> PERMINTAAN 1
Salin ulang tanpa perubahan bagian teks tentang suasana toko yang diawali dengan kata-kata yang memuat "Berdasarkan dari beberapa" dan ditutup dengan "et al., 2015).".
> PERMINTAAN 2
Lanjutkan teks tentang suasana toko, mulai dari sesudah kalimat terakhir yang tercantum.
═══ KUTIPAN BACAAN
Store atmosphere (suasana toko) adalah kesan keseluruhan yang
disampaikan oleh dekorasi, tata letak toko, dan lingkungan sekitarnya (Lamb
et al., 2001). Store atmosphere merupakan salah satu elemen bauran pemasaran
ritel yang berkaitan dengan penciptaan suasana belanja. Store atmosphere
berperan penting untuk memikat pembeli, membuat pelanggan nyaman dalam
memilih barang belanjaan, dan mengingatkan pelanggan produk apa yang perlu
dimiliki (Ma’ruf, 2006). Menurut Levy & Weitz (2001) store atmosphere
adalah desain lingkungan melalui komunikasi visual, pencahayaan, warna,
musik, dan wangi-wangian untuk menstimulasi persepsi dan respon emosional
konsumen dan akhirnya mempengaruhi perilaku kosumen dalam membeli
barang.
Mowen & Minor (2002) mengemukakan bahwa store atmosphere atau
suasana toko merupakan istilah umum daripada tata ruang toko dan dapat
berhubungan dengan cara para manager dapat memanipulasi desain bangunan,
ruang interior, tata ruang lorong-lorong, tekstur karpet, dinding, bau, warna,
bentuk, dan suara yang dialami pelanggan untuk mencapai pengaruh tertentu.
Berman & Evans (1992) menjelaskan bahwa suasana mengacu pada
karakteristik fisik toko yang digunakan untuk mengembangkan citra dan
menarik pelanggan. Sedangkan definisi store atmosfer menurut Kotler &
Keller (2007) merupakan unsur lain yang dimiliki setiap toko dan digunakan
untuk mempertahankan dan sebagai pembeda toko. Setiap toko memiliki tata
letak fisik atau penampilan yang berbeda. Atmosfer setiap toko harus sesuai
dengan pasar sasarannya dan memikat hati pelanggan untuk melakukan
pembelian.
Berdasarkan dari beberapa teori terkait definisi store atmosphere, maka
dapat disimpulkan bahwa store atmosphere adalah karakter unik dan berbeda
yang dimiliki suatu toko dengan tujuan untuk mengembangkan citra toko,
menarik konsumen agar mengunjungi dan merasakan kenyamanan gerai
tersebut. Karakteristik toko dapat dinilai dari segi desain interior, eksterior,
pencahayaan, aroma, music, tata letak, dan lain-lain yang dapat dirasakan oleh
panca indera (Fahimah et al., 2015).
══════
═══ CUPLIKAN DATA
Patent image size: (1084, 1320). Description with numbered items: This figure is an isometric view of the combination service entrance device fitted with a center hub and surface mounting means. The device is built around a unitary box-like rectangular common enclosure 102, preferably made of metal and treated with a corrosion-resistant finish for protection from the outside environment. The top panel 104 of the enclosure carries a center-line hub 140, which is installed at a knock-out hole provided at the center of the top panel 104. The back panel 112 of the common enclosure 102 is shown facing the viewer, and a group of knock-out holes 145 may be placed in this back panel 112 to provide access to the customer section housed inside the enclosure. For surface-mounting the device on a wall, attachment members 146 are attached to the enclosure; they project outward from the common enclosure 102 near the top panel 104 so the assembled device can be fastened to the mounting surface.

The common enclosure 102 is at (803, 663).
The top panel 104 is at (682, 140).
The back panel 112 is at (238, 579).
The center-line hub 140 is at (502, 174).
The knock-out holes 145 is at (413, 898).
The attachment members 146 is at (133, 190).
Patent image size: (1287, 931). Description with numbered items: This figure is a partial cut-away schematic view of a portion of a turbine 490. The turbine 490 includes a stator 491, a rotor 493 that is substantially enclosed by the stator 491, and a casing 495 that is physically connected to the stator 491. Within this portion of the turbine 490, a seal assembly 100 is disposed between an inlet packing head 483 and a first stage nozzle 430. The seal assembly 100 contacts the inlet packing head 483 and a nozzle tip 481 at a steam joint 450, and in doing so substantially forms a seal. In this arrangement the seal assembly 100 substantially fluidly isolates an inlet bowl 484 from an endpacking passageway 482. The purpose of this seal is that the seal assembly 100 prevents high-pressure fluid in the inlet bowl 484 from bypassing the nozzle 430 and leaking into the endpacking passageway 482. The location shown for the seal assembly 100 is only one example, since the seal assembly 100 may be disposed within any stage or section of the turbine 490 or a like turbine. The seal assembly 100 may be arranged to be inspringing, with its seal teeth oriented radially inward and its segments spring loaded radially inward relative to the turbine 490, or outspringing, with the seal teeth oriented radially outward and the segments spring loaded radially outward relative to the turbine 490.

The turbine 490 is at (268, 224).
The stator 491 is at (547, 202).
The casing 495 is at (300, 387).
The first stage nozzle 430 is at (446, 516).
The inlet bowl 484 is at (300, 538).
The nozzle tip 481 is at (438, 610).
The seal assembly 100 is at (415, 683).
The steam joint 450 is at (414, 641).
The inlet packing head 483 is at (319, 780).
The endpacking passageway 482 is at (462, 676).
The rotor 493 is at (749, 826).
══════
> JAWABAN TUGAS 1
Berdasarkan dari beberapa teori terkait definisi store atmosphere, maka
dapat disimpulkan bahwa store atmosphere adalah karakter unik dan berbeda
yang dimiliki suatu toko dengan tujuan untuk mengembangkan citra toko,
menarik konsumen agar mengunjungi dan merasakan kenyamanan gerai
tersebut. Karakteristik toko dapat dinilai dari segi desain interior, eksterior,
pencahayaan, aroma, music, tata letak, dan lain-lain yang dapat dirasakan oleh
panca indera (Fahimah et al., 2015).

> JAWABAN TUGAS 2
Atmosfer merupakan kunci dalam memikat konsumen dan membuat
terkesan dengan pengalaman belanjanya di dalam gerai (Coley & Burgess,
2003). Pengusaha ritel harus mampu mengelola atmosfer toko sedemikian rupa
sehingga tujuan meningkatkan kunjungan pelanggan, meningkatkan penjualan,
dan menstimuli citra positif pelanggan dapat tercapai (Pancaningrum, 2017).
Menurut Levy & Weitz (2001) terdapat beberapa indicator yang
digunakan untuk mengukur store atmosphere, yaitu:
1) Pencahayaan
Pencahayaan yang baik di toko berfungsi untuk menerangi
ruangan, menyoroti produk yang dijual, memahat ruang, menangkap
suasana hati atau perasaan yang meningkatkan citra toko dan untuk
mengecilkan fitur permanen yang terlihat kurang menarik.
2) Komunikasi visual
Komunikasi visual terdiri dari grafis, papan tanda yang digunakan
untuk membantu meningkatkan penjualan dengan memberikan
informasi mengenai produk dan menyarankan item atau pembelian
khusus.
3) Warna
Penggunaan kreatif warna dapat meningkatkan citra peritel dan
membantu meningkatkan suasan hati (mood).
4) Music
Musik dapat berdampak positif maupun negative dari pelanggan
karena music dapat membuat pelanggan tinggal lebih lama dan membeli
lebih banyak barang atau malah lebih cepat meninggalkan toko. Selain
itu music juga mengontril lalu lintas toko, menciptakan image, dan
menarik serta mengarahkan perhatian pelanggan.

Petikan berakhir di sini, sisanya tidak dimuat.